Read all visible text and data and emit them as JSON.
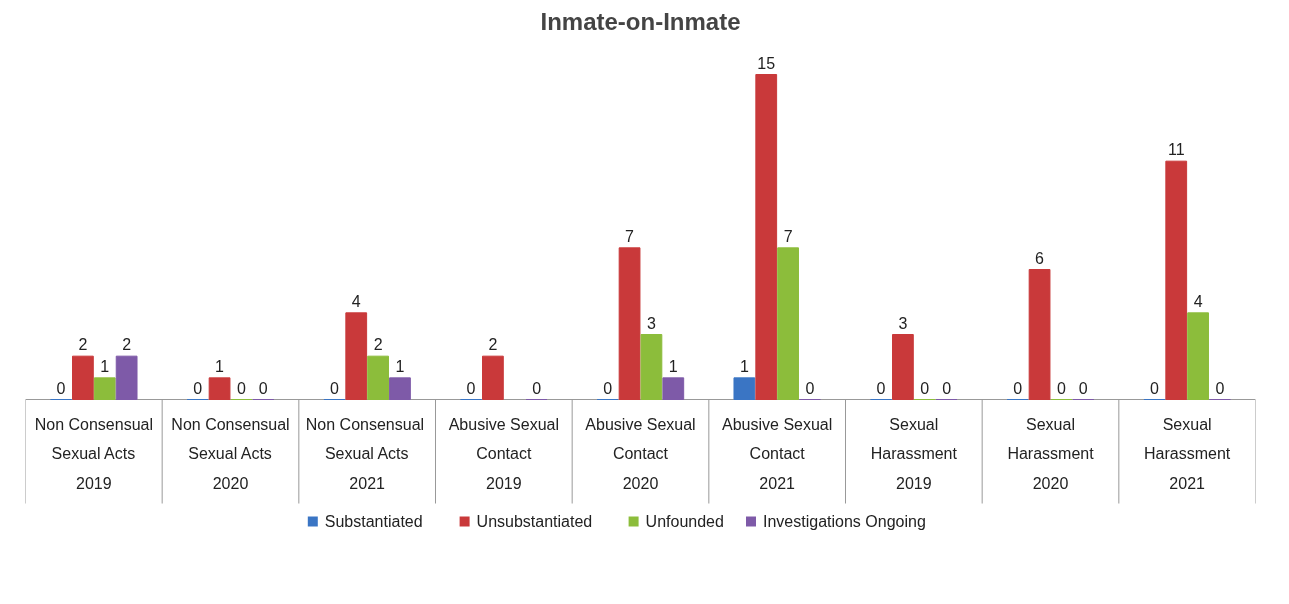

----------------

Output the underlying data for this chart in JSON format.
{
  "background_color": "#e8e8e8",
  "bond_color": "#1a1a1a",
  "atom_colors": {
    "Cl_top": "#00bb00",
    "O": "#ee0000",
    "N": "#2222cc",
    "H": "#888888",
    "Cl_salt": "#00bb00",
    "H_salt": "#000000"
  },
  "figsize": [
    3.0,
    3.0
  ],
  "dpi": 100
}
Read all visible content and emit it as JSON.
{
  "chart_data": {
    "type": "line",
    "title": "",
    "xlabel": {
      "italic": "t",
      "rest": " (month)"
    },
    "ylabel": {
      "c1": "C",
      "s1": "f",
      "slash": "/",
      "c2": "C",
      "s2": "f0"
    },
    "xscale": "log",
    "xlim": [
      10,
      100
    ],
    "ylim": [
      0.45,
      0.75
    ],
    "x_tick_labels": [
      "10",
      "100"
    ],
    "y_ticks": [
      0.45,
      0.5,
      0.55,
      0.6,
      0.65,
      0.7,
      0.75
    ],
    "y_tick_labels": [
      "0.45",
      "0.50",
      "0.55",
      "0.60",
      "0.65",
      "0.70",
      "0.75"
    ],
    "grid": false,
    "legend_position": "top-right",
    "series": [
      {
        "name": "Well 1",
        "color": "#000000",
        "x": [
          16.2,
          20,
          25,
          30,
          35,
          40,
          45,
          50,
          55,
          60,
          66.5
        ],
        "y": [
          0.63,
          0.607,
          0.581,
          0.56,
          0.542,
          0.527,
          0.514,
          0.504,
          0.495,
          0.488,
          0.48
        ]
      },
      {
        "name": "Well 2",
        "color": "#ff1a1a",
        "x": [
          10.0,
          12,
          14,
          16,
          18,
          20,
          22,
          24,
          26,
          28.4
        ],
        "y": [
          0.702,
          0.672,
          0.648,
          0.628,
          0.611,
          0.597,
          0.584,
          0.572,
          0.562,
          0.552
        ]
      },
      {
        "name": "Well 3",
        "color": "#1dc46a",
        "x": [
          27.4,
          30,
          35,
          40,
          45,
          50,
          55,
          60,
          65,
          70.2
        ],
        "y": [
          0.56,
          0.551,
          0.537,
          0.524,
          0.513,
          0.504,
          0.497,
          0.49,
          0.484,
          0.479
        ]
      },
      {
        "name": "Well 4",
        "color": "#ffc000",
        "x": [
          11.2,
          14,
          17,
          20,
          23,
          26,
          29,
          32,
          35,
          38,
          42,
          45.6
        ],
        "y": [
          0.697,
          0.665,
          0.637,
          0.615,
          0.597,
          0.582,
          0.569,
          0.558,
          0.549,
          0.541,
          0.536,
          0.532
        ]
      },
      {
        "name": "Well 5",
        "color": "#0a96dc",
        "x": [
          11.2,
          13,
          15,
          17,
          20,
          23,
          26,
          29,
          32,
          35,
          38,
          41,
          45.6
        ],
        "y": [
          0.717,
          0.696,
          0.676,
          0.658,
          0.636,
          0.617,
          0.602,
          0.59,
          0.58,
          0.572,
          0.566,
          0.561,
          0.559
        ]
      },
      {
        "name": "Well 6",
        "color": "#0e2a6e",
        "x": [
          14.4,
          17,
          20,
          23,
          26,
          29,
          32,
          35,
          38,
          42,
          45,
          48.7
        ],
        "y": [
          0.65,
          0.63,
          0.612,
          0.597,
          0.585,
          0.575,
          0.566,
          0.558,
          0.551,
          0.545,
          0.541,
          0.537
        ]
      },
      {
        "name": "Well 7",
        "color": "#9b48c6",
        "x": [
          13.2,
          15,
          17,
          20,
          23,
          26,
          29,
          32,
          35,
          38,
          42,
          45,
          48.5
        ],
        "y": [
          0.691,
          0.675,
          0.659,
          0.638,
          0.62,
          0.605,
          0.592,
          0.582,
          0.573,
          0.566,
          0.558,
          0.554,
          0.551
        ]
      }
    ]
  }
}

----------------

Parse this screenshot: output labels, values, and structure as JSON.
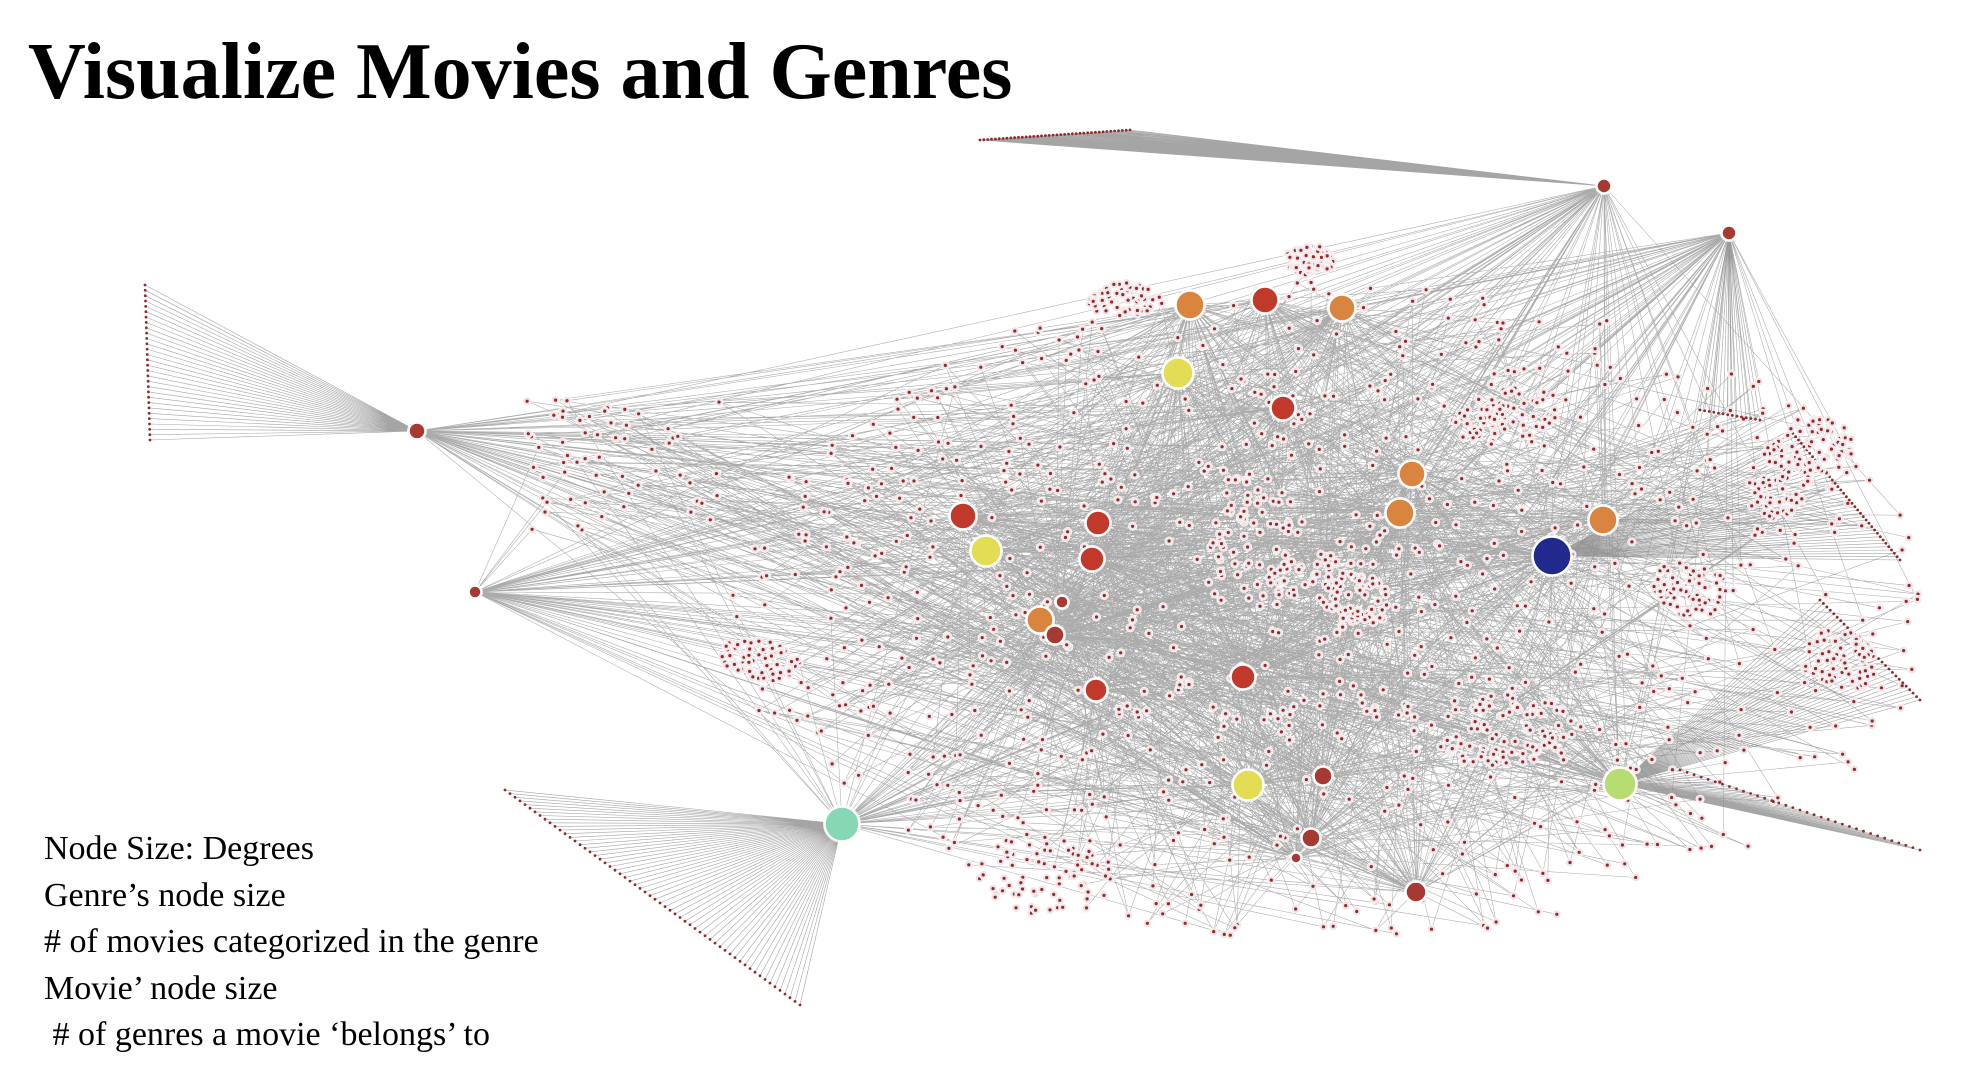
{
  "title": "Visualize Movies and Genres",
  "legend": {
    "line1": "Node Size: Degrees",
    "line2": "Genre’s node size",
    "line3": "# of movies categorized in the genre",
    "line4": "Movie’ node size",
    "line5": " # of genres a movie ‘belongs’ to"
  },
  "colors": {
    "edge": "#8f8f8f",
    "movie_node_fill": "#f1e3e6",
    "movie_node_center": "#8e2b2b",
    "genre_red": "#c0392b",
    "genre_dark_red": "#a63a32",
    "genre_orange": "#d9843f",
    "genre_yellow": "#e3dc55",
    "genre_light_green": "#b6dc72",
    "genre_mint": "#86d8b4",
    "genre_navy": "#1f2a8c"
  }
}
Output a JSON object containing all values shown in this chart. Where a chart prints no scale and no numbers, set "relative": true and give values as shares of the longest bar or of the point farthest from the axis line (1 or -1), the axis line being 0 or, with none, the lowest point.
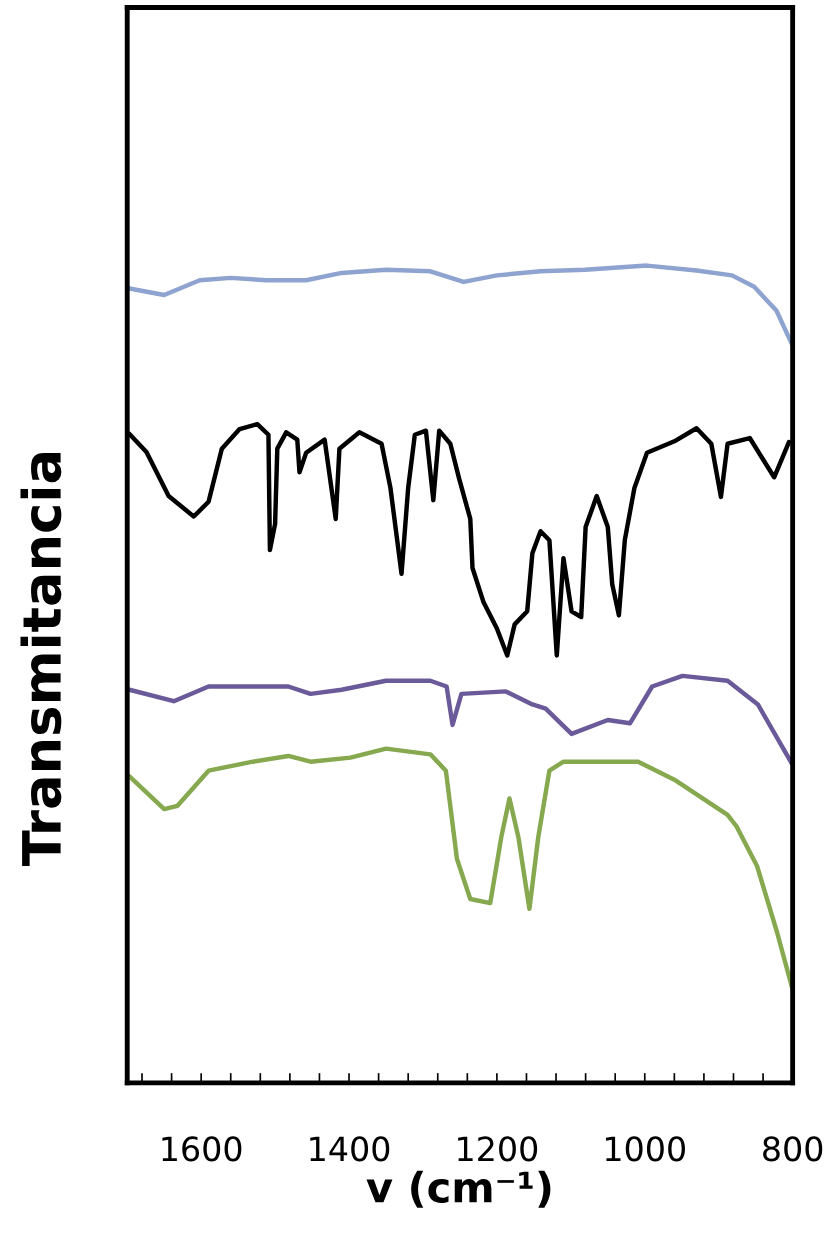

----------------

_What needs to be done_. Up in the listing, locate the line with "Parse this screenshot: output"; print it and every line after it down to the line with "Output a JSON", which is included too. Skip the pictures.

_Exercise output_.
Parse this screenshot: output labels, values, and structure as JSON.
{
  "title": "Visualize Movies and Genres",
  "legend": {
    "line1": "Node Size: Degrees",
    "line2": "Genre’s node size",
    "line3": "# of movies categorized in the genre",
    "line4": "Movie’ node size",
    "line5": " # of genres a movie ‘belongs’ to"
  },
  "colors": {
    "edge": "#8f8f8f",
    "movie_node_fill": "#f1e3e6",
    "movie_node_center": "#8e2b2b",
    "genre_red": "#c0392b",
    "genre_dark_red": "#a63a32",
    "genre_orange": "#d9843f",
    "genre_yellow": "#e3dc55",
    "genre_light_green": "#b6dc72",
    "genre_mint": "#86d8b4",
    "genre_navy": "#1f2a8c"
  }
}
Output a JSON object containing all values shown in this chart. Where a chart prints no scale and no numbers, set "relative": true and give values as shares of the longest bar or of the point farthest from the axis line (1 or -1), the axis line being 0 or, with none, the lowest point.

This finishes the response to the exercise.